• _Problem to solve_:
All of the data below must be repeated exactly.

• _Collected data entries_:

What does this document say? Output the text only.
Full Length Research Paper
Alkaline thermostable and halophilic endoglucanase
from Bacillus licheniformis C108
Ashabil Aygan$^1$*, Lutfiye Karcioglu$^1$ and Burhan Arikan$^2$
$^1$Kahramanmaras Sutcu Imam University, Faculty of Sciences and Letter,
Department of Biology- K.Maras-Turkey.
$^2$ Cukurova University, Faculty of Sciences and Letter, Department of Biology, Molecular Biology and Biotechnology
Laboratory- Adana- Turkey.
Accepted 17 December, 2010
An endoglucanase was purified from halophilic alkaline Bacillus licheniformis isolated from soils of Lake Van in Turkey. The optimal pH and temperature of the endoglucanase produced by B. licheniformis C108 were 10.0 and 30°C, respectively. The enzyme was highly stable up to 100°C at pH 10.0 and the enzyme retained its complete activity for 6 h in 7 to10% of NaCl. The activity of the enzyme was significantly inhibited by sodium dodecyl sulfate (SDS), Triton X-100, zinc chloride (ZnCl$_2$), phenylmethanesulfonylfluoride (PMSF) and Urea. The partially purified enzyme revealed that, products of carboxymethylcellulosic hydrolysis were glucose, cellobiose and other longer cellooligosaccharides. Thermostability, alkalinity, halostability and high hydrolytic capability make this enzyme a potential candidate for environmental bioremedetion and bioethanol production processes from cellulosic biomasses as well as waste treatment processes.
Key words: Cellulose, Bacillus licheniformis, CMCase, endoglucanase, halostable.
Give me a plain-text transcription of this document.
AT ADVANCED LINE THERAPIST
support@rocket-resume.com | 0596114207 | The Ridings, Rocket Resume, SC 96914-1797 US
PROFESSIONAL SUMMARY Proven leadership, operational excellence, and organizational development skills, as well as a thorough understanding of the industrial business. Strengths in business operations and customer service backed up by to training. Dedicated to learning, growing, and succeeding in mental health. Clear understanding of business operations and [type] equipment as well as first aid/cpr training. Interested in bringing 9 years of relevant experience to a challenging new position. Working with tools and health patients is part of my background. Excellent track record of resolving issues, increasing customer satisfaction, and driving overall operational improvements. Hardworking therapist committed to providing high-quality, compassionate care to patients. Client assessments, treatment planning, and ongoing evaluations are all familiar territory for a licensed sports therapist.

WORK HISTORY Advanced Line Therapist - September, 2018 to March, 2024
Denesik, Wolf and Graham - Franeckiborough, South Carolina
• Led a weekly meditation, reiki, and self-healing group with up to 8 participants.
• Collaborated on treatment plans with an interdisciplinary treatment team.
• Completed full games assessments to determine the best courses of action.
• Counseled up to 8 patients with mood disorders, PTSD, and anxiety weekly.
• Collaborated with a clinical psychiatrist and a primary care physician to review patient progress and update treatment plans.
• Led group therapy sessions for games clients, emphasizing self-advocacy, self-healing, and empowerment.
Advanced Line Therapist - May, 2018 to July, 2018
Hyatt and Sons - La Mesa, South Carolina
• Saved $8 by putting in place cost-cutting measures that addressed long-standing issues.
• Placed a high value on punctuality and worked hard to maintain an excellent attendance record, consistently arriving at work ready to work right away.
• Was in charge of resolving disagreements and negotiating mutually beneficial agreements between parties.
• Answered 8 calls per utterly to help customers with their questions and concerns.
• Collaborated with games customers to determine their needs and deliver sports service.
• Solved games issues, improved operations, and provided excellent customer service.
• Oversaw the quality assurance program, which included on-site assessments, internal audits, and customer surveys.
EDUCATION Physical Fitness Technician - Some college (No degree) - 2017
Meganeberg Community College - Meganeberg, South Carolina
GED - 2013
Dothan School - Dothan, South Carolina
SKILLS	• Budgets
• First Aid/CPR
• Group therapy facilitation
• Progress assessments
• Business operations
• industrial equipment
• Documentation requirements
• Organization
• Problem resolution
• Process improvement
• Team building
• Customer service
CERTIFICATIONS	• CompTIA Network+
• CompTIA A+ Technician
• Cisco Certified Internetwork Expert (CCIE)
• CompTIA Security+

• _Solution_:
What does this document say? Output the text only.
Full Length Research Paper
Alkaline thermostable and halophilic endoglucanase
from Bacillus licheniformis C108
Ashabil Aygan$^1$*, Lutfiye Karcioglu$^1$ and Burhan Arikan$^2$
$^1$Kahramanmaras Sutcu Imam University, Faculty of Sciences and Letter,
Department of Biology- K.Maras-Turkey.
$^2$ Cukurova University, Faculty of Sciences and Letter, Department of Biology, Molecular Biology and Biotechnology
Laboratory- Adana- Turkey.
Accepted 17 December, 2010
An endoglucanase was purified from halophilic alkaline Bacillus licheniformis isolated from soils of Lake Van in Turkey. The optimal pH and temperature of the endoglucanase produced by B. licheniformis C108 were 10.0 and 30°C, respectively. The enzyme was highly stable up to 100°C at pH 10.0 and the enzyme retained its complete activity for 6 h in 7 to10% of NaCl. The activity of the enzyme was significantly inhibited by sodium dodecyl sulfate (SDS), Triton X-100, zinc chloride (ZnCl$_2$), phenylmethanesulfonylfluoride (PMSF) and Urea. The partially purified enzyme revealed that, products of carboxymethylcellulosic hydrolysis were glucose, cellobiose and other longer cellooligosaccharides. Thermostability, alkalinity, halostability and high hydrolytic capability make this enzyme a potential candidate for environmental bioremedetion and bioethanol production processes from cellulosic biomasses as well as waste treatment processes.
Key words: Cellulose, Bacillus licheniformis, CMCase, endoglucanase, halostable.
Give me a plain-text transcription of this document.
AT ADVANCED LINE THERAPIST
support@rocket-resume.com | 0596114207 | The Ridings, Rocket Resume, SC 96914-1797 US
PROFESSIONAL SUMMARY Proven leadership, operational excellence, and organizational development skills, as well as a thorough understanding of the industrial business. Strengths in business operations and customer service backed up by to training. Dedicated to learning, growing, and succeeding in mental health. Clear understanding of business operations and [type] equipment as well as first aid/cpr training. Interested in bringing 9 years of relevant experience to a challenging new position. Working with tools and health patients is part of my background. Excellent track record of resolving issues, increasing customer satisfaction, and driving overall operational improvements. Hardworking therapist committed to providing high-quality, compassionate care to patients. Client assessments, treatment planning, and ongoing evaluations are all familiar territory for a licensed sports therapist.

WORK HISTORY Advanced Line Therapist - September, 2018 to March, 2024
Denesik, Wolf and Graham - Franeckiborough, South Carolina
• Led a weekly meditation, reiki, and self-healing group with up to 8 participants.
• Collaborated on treatment plans with an interdisciplinary treatment team.
• Completed full games assessments to determine the best courses of action.
• Counseled up to 8 patients with mood disorders, PTSD, and anxiety weekly.
• Collaborated with a clinical psychiatrist and a primary care physician to review patient progress and update treatment plans.
• Led group therapy sessions for games clients, emphasizing self-advocacy, self-healing, and empowerment.
Advanced Line Therapist - May, 2018 to July, 2018
Hyatt and Sons - La Mesa, South Carolina
• Saved $8 by putting in place cost-cutting measures that addressed long-standing issues.
• Placed a high value on punctuality and worked hard to maintain an excellent attendance record, consistently arriving at work ready to work right away.
• Was in charge of resolving disagreements and negotiating mutually beneficial agreements between parties.
• Answered 8 calls per utterly to help customers with their questions and concerns.
• Collaborated with games customers to determine their needs and deliver sports service.
• Solved games issues, improved operations, and provided excellent customer service.
• Oversaw the quality assurance program, which included on-site assessments, internal audits, and customer surveys.
EDUCATION Physical Fitness Technician - Some college (No degree) - 2017
Meganeberg Community College - Meganeberg, South Carolina
GED - 2013
Dothan School - Dothan, South Carolina
SKILLS	• Budgets
• First Aid/CPR
• Group therapy facilitation
• Progress assessments
• Business operations
• industrial equipment
• Documentation requirements
• Organization
• Problem resolution
• Process improvement
• Team building
• Customer service
CERTIFICATIONS	• CompTIA Network+
• CompTIA A+ Technician
• Cisco Certified Internetwork Expert (CCIE)
• CompTIA Security+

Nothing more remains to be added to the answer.